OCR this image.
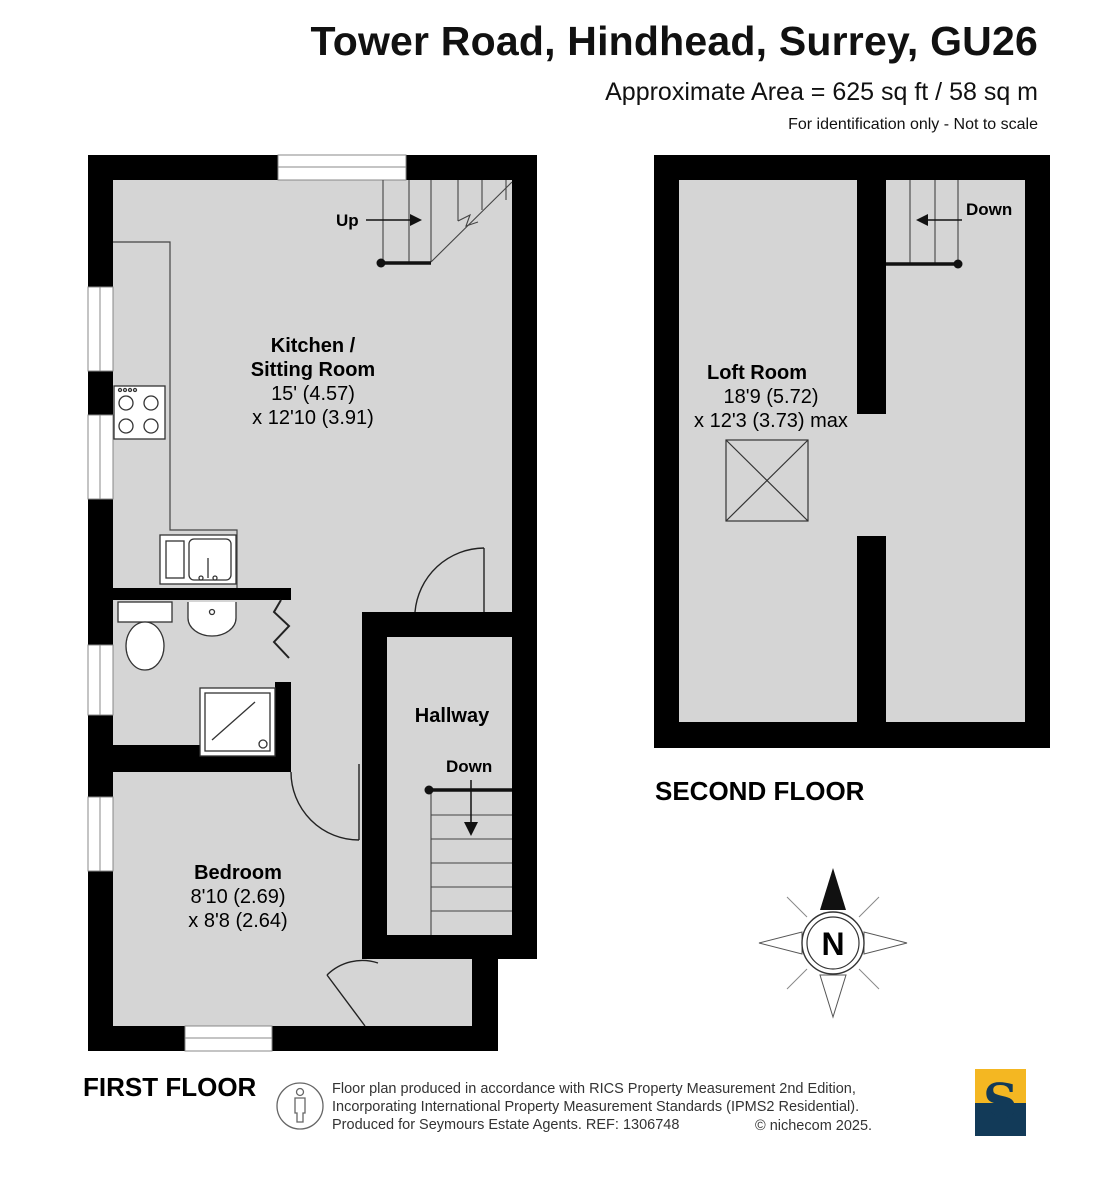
Tower Road, Hindhead, Surrey, GU26
Approximate Area = 625 sq ft / 58 sq m
For identification only - Not to scale
Up
Down
Hallway
Kitchen /
Sitting Room
15' (4.57)
x 12'10 (3.91)
Bedroom
8'10 (2.69)
x 8'8 (2.64)
FIRST FLOOR
Down
Loft Room
18'9 (5.72)
x 12'3 (3.73) max
SECOND FLOOR
N
Floor plan produced in accordance with RICS Property Measurement 2nd Edition,
Incorporating International Property Measurement Standards (IPMS2 Residential).
Produced for Seymours Estate Agents. REF: 1306748	© nichecom 2025. S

::::::::

- _Task statement_: Using the listing above, state the number of lines that hold "Property", with no other text.

- _Finished task_: 2